Recopiez la liste ci-dessous à l'identique, du début à la fin. Omettez les images.
:: Relevés extraits ::
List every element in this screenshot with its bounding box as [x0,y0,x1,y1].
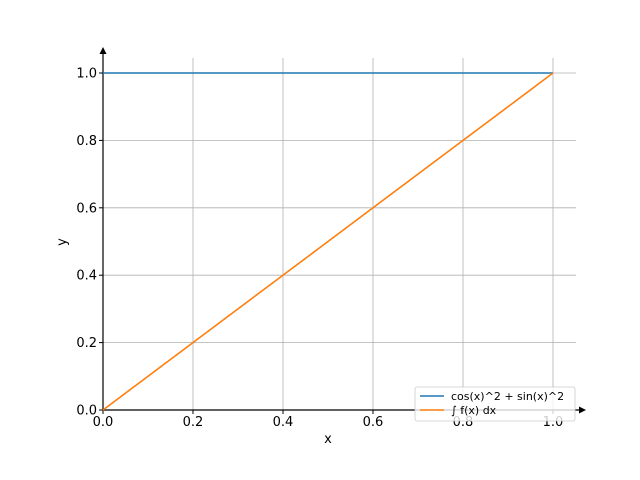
legend-box [414,386,576,422]
legend-label-2: ∫ f(x) dx [451,404,497,417]
series-line-2 [102,72,554,411]
y-tick-label: 0.2 [76,336,97,351]
series-lines [102,72,554,411]
legend-label-1: cos(x)^2 + sin(x)^2 [451,390,564,403]
x-tick-label: 0.4 [273,415,294,430]
x-tick-label: 0.2 [183,415,204,430]
y-tick-label: 1.0 [76,67,97,82]
legend: cos(x)^2 + sin(x)^2∫ f(x) dx [414,386,576,422]
x-axis-label: x [324,432,332,447]
y-axis-label: y [55,238,70,246]
y-tick-label: 0.4 [76,269,97,284]
y-axis-arrow-icon [99,47,107,54]
y-tick-label: 0.0 [76,404,97,419]
y-tick-label: 0.6 [76,201,97,216]
y-tick-label: 0.8 [76,134,97,149]
x-tick-label: 0.0 [93,415,114,430]
x-tick-label: 0.6 [363,415,384,430]
x-axis-arrow-icon [579,406,586,414]
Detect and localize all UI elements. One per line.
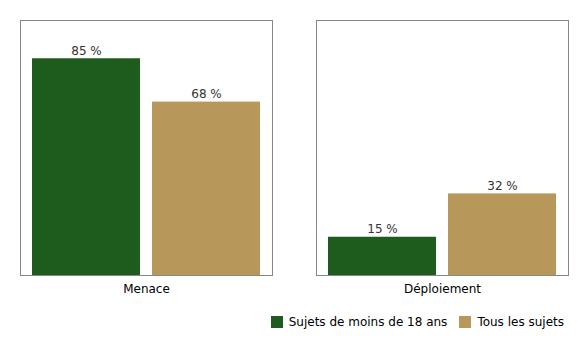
svg-text:85 %: 85 % — [71, 44, 102, 58]
svg-text:68 %: 68 % — [191, 87, 222, 101]
svg-text:32 %: 32 % — [487, 179, 518, 193]
html-text:Sujets de moins de 18 ans: Sujets de moins de 18 ans — [288, 314, 448, 329]
svg-text:Déploiement: Déploiement — [404, 282, 481, 296]
html-text:Tous les sujets: Tous les sujets — [477, 314, 564, 329]
svg-text:15 %: 15 % — [367, 222, 398, 236]
svg-text:Menace: Menace — [123, 282, 170, 296]
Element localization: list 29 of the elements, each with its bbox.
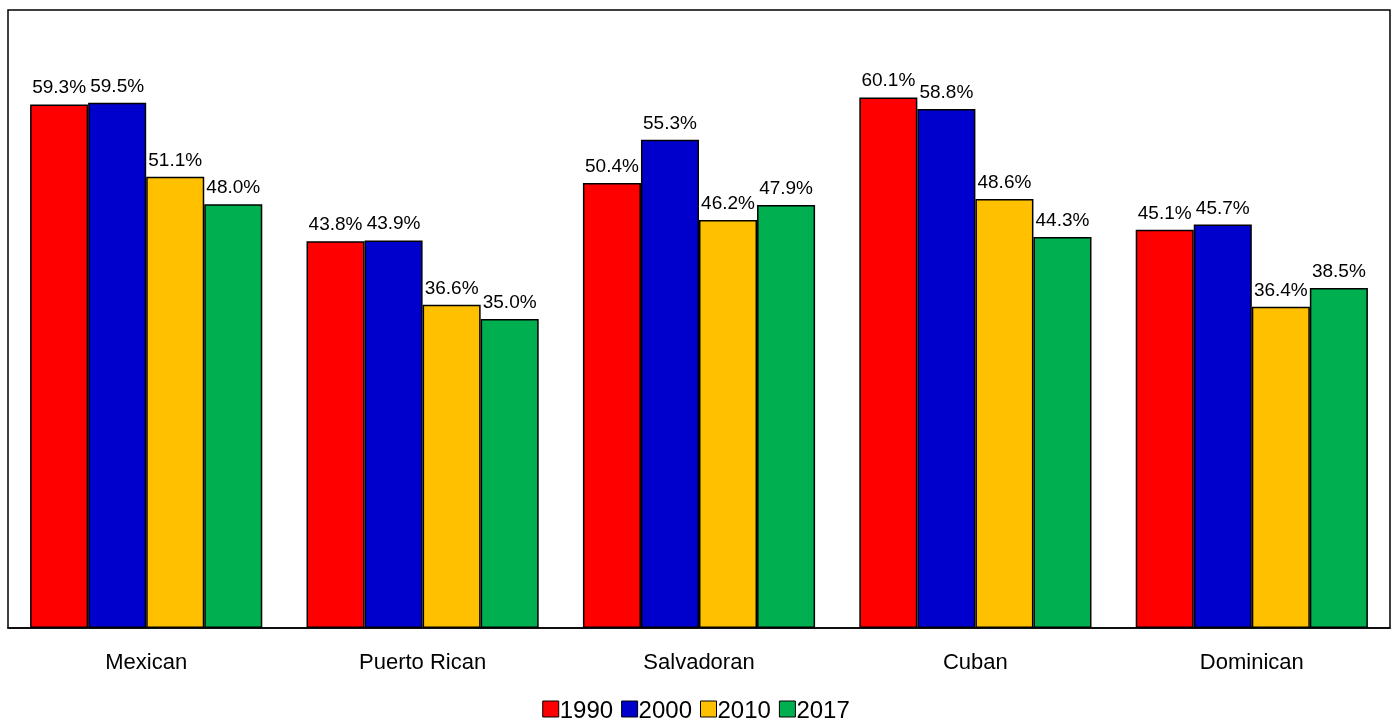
legend-label: 1990 (559, 695, 614, 723)
x-tick-label: Puerto Rican (359, 648, 487, 674)
data-label: 45.1% (1137, 201, 1192, 223)
data-label: 44.3% (1035, 208, 1090, 230)
data-label: 38.5% (1311, 260, 1366, 282)
legend-label: 2000 (638, 695, 692, 723)
data-label: 59.5% (90, 74, 145, 96)
data-label: 59.3% (32, 76, 87, 98)
data-label: 43.8% (308, 213, 363, 235)
legend-label: 2017 (796, 695, 850, 723)
data-label: 58.8% (919, 80, 974, 102)
data-label: 55.3% (643, 111, 698, 133)
data-label: 48.0% (206, 176, 261, 198)
data-label: 60.1% (861, 69, 916, 91)
data-label: 48.6% (977, 170, 1032, 192)
data-label: 36.6% (424, 276, 479, 298)
x-tick-label: Mexican (105, 648, 188, 674)
data-label: 46.2% (701, 192, 756, 214)
x-tick-label: Salvadoran (643, 648, 755, 674)
data-label: 45.7% (1195, 196, 1250, 218)
data-label: 47.9% (759, 177, 814, 199)
data-label: 35.0% (482, 291, 537, 312)
x-tick-label: Dominican (1199, 648, 1304, 674)
data-label: 43.9% (366, 212, 421, 234)
data-label: 36.4% (1253, 278, 1308, 300)
legend-label: 2010 (717, 695, 771, 723)
data-label: 51.1% (148, 148, 203, 170)
data-label: 50.4% (585, 155, 639, 177)
x-tick-label: Cuban (942, 648, 1008, 674)
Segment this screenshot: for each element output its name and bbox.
:::
§ Travail terminé
List every element in this screenshot with its bounding box as [x0,y0,x1,y1].
legend-box [414,386,576,422]
legend-label-2: ∫ f(x) dx [451,404,497,417]
series-line-2 [102,72,554,411]
y-tick-label: 0.2 [76,336,97,351]
series-lines [102,72,554,411]
legend-label-1: cos(x)^2 + sin(x)^2 [451,390,564,403]
x-tick-label: 0.4 [273,415,294,430]
x-tick-label: 0.2 [183,415,204,430]
y-tick-label: 1.0 [76,67,97,82]
legend: cos(x)^2 + sin(x)^2∫ f(x) dx [414,386,576,422]
x-axis-label: x [324,432,332,447]
y-axis-label: y [55,238,70,246]
y-tick-label: 0.4 [76,269,97,284]
y-axis-arrow-icon [99,47,107,54]
y-tick-label: 0.0 [76,404,97,419]
y-tick-label: 0.6 [76,201,97,216]
y-tick-label: 0.8 [76,134,97,149]
x-tick-label: 0.0 [93,415,114,430]
x-tick-label: 0.6 [363,415,384,430]
x-axis-arrow-icon [579,406,586,414]
Detect and localize all UI elements. One per line.
svg-text:85 %: 85 % — [71, 44, 102, 58]
svg-text:68 %: 68 % — [191, 87, 222, 101]
svg-text:32 %: 32 % — [487, 179, 518, 193]
html-text:Sujets de moins de 18 ans: Sujets de moins de 18 ans — [288, 314, 448, 329]
svg-text:Déploiement: Déploiement — [404, 282, 481, 296]
html-text:Tous les sujets: Tous les sujets — [477, 314, 564, 329]
svg-text:15 %: 15 % — [367, 222, 398, 236]
svg-text:Menace: Menace — [123, 282, 170, 296]
Element localization: list 29 of the elements, each with its bbox.
legend-label: 1990 (559, 695, 614, 723)
x-tick-label: Puerto Rican (359, 648, 487, 674)
data-label: 45.1% (1137, 201, 1192, 223)
data-label: 44.3% (1035, 208, 1090, 230)
data-label: 38.5% (1311, 260, 1366, 282)
legend-label: 2000 (638, 695, 692, 723)
data-label: 59.5% (90, 74, 145, 96)
data-label: 59.3% (32, 76, 87, 98)
data-label: 43.8% (308, 213, 363, 235)
legend-label: 2017 (796, 695, 850, 723)
data-label: 58.8% (919, 80, 974, 102)
data-label: 55.3% (643, 111, 698, 133)
data-label: 48.0% (206, 176, 261, 198)
data-label: 60.1% (861, 69, 916, 91)
data-label: 48.6% (977, 170, 1032, 192)
data-label: 36.6% (424, 276, 479, 298)
x-tick-label: Mexican (105, 648, 188, 674)
data-label: 46.2% (701, 192, 756, 214)
x-tick-label: Salvadoran (643, 648, 755, 674)
data-label: 45.7% (1195, 196, 1250, 218)
data-label: 47.9% (759, 177, 814, 199)
data-label: 35.0% (482, 291, 537, 312)
x-tick-label: Dominican (1199, 648, 1304, 674)
data-label: 43.9% (366, 212, 421, 234)
data-label: 36.4% (1253, 278, 1308, 300)
legend-label: 2010 (717, 695, 771, 723)
data-label: 51.1% (148, 148, 203, 170)
data-label: 50.4% (585, 155, 639, 177)
x-tick-label: Cuban (942, 648, 1008, 674)
Segment this screenshot: for each element output its name and bbox.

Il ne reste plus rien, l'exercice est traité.